▶ _Problem requirements_: Each entry below should be echoed exactly, with pictures omitted.

** START Records to use **

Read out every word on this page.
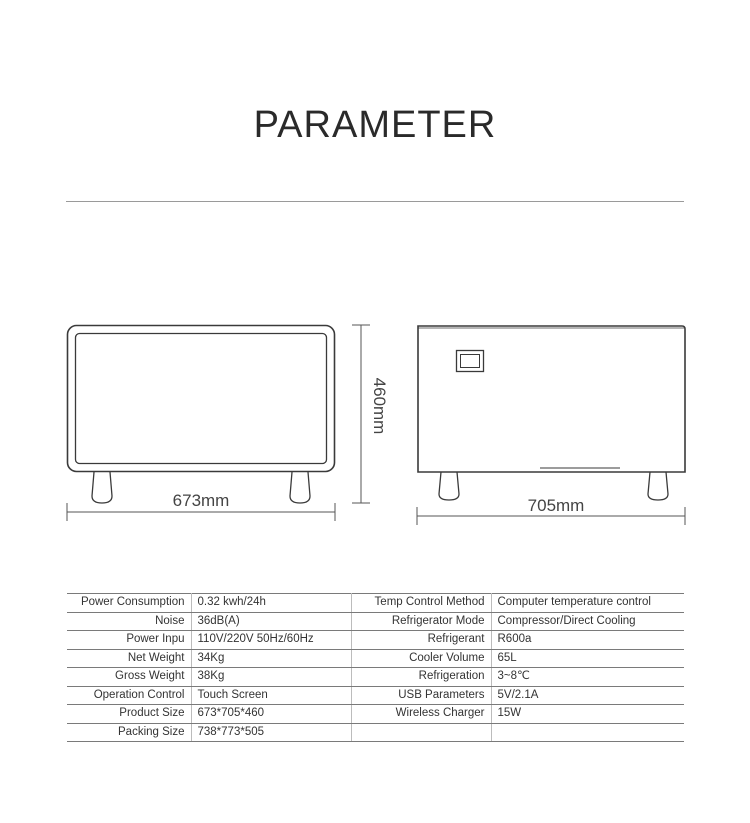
PARAMETER
673mm
460mm
705mm
Power Consumption	0.32 kwh/24h	Temp Control Method	Computer temperature control
Noise	36dB(A)	Refrigerator Mode	Compressor/Direct Cooling
Power Inpu	110V/220V 50Hz/60Hz	Refrigerant	R600a
Net Weight	34Kg	Cooler Volume	65L
Gross Weight	38Kg	Refrigeration	3~8℃
Operation Control	Touch Screen	USB Parameters	5V/2.1A
Product Size	673*705*460	Wireless Charger	15W
Packing Size	738*773*505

** END Records to use **

▶ _Written answer_:
Read out every word on this page.
PARAMETER
673mm
460mm
705mm
Power Consumption	0.32 kwh/24h	Temp Control Method	Computer temperature control
Noise	36dB(A)	Refrigerator Mode	Compressor/Direct Cooling
Power Inpu	110V/220V 50Hz/60Hz	Refrigerant	R600a
Net Weight	34Kg	Cooler Volume	65L
Gross Weight	38Kg	Refrigeration	3~8℃
Operation Control	Touch Screen	USB Parameters	5V/2.1A
Product Size	673*705*460	Wireless Charger	15W
Packing Size	738*773*505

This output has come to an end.